* start *

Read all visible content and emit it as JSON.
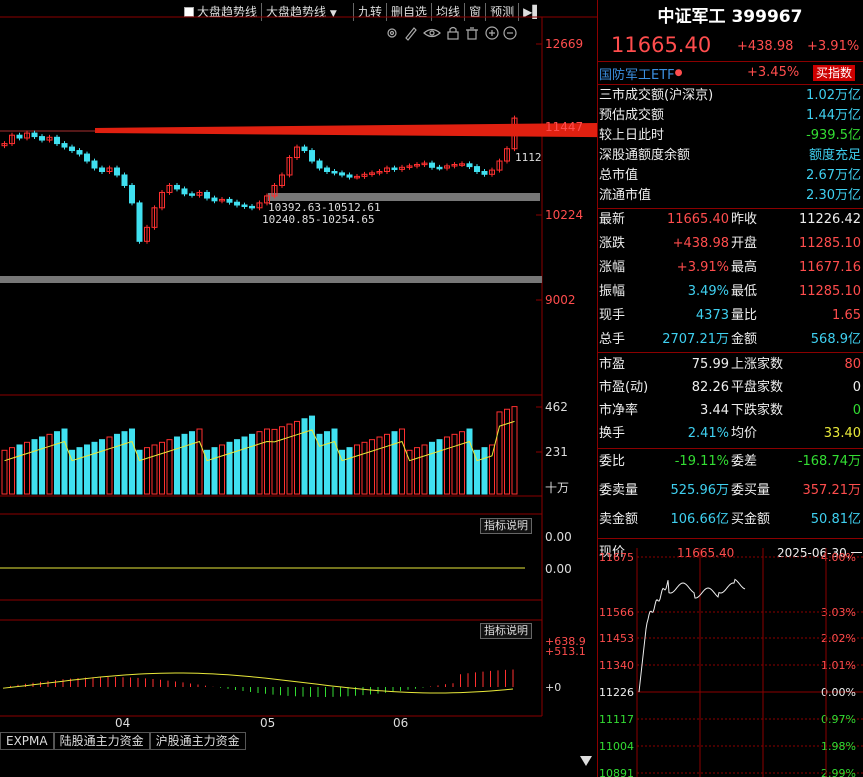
{
  "toolbar": {
    "checkbox_label": "大盘趋势线",
    "dropdown_label": "大盘趋势线",
    "items": [
      "九转",
      "删自选",
      "均线",
      "窗",
      "预测"
    ]
  },
  "main_chart": {
    "price_ticks": [
      "12669",
      "11447",
      "10224",
      "9002"
    ],
    "annot_right": "1112",
    "range1": "10392.63-10512.61",
    "range2": "10240.85-10254.65"
  },
  "volume_chart": {
    "ticks": [
      "462",
      "231",
      "十万"
    ]
  },
  "indicator1": {
    "button": "指标说明",
    "ticks": [
      "0.00",
      "0.00"
    ]
  },
  "indicator2": {
    "button": "指标说明",
    "ticks": [
      "+638.9",
      "+513.1",
      "+0"
    ]
  },
  "date_labels": [
    "04",
    "05",
    "06"
  ],
  "bottom_tabs": [
    "EXPMA",
    "陆股通主力资金",
    "沪股通主力资金"
  ],
  "quote": {
    "title": "中证军工 399967",
    "price": "11665.40",
    "change": "+438.98",
    "change_pct": "+3.91%",
    "etf_name": "国防军工ETF",
    "etf_pct": "+3.45%",
    "buy_button": "买指数",
    "stats": [
      {
        "label": "三市成交额(沪深京)",
        "value": "1.02万亿",
        "color": "cyan"
      },
      {
        "label": "预估成交额",
        "value": "1.44万亿",
        "color": "cyan"
      },
      {
        "label": "较上日此时",
        "value": "-939.5亿",
        "color": "green"
      },
      {
        "label": "深股通额度余额",
        "value": "额度充足",
        "color": "cyan"
      },
      {
        "label": "总市值",
        "value": "2.67万亿",
        "color": "cyan"
      },
      {
        "label": "流通市值",
        "value": "2.30万亿",
        "color": "cyan"
      }
    ],
    "grid": [
      {
        "l1": "最新",
        "v1": "11665.40",
        "c1": "red",
        "l2": "昨收",
        "v2": "11226.42",
        "c2": "white"
      },
      {
        "l1": "涨跌",
        "v1": "+438.98",
        "c1": "red",
        "l2": "开盘",
        "v2": "11285.10",
        "c2": "red"
      },
      {
        "l1": "涨幅",
        "v1": "+3.91%",
        "c1": "red",
        "l2": "最高",
        "v2": "11677.16",
        "c2": "red"
      },
      {
        "l1": "振幅",
        "v1": "3.49%",
        "c1": "cyan",
        "l2": "最低",
        "v2": "11285.10",
        "c2": "red"
      },
      {
        "l1": "现手",
        "v1": "4373",
        "c1": "cyan",
        "l2": "量比",
        "v2": "1.65",
        "c2": "red"
      },
      {
        "l1": "总手",
        "v1": "2707.21万",
        "c1": "cyan",
        "l2": "金额",
        "v2": "568.9亿",
        "c2": "cyan"
      }
    ],
    "grid2": [
      {
        "l1": "市盈",
        "v1": "75.99",
        "c1": "white",
        "l2": "上涨家数",
        "v2": "80",
        "c2": "red"
      },
      {
        "l1": "市盈(动)",
        "v1": "82.26",
        "c1": "white",
        "l2": "平盘家数",
        "v2": "0",
        "c2": "white"
      },
      {
        "l1": "市净率",
        "v1": "3.44",
        "c1": "white",
        "l2": "下跌家数",
        "v2": "0",
        "c2": "green"
      },
      {
        "l1": "换手",
        "v1": "2.41%",
        "c1": "cyan",
        "l2": "均价",
        "v2": "33.40",
        "c2": "yellow"
      }
    ],
    "wb": {
      "l1": "委比",
      "v1": "-19.11%",
      "c1": "green",
      "l2": "委差",
      "v2": "-168.74万",
      "c2": "green"
    },
    "wm": {
      "l1": "委卖量",
      "v1": "525.96万",
      "c1": "cyan",
      "l2": "委买量",
      "v2": "357.21万",
      "c2": "red"
    },
    "mj": {
      "l1": "卖金额",
      "v1": "106.66亿",
      "c1": "cyan",
      "l2": "买金额",
      "v2": "50.81亿",
      "c2": "cyan"
    }
  },
  "intraday": {
    "label": "现价",
    "price": "11665.40",
    "date": "2025-06-30,一",
    "left_ticks": [
      "11675",
      "11566",
      "11453",
      "11340",
      "11226",
      "11117",
      "11004",
      "10891"
    ],
    "right_ticks": [
      "4.00%",
      "3.03%",
      "2.02%",
      "1.01%",
      "0.00%",
      "0.97%",
      "1.98%",
      "2.99%"
    ]
  },
  "colors": {
    "up": "#ff3030",
    "down": "#40e0f0",
    "grid": "#8b0000",
    "bg": "#000000"
  }
}
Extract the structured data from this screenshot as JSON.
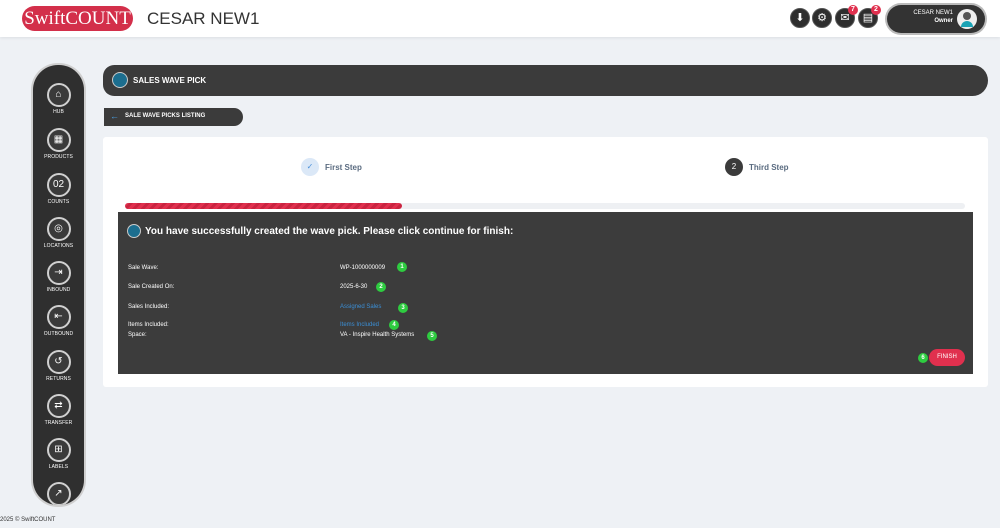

* end *

▶ Exercise
Check each line of the records for "value" and copy the ones that contain it.

▶ Expected answer
        "value": "1.02万亿",
        "value": "1.44万亿",
        "value": "-939.5亿",
        "value": "额度充足",
        "value": "2.67万亿",
        "value": "2.30万亿",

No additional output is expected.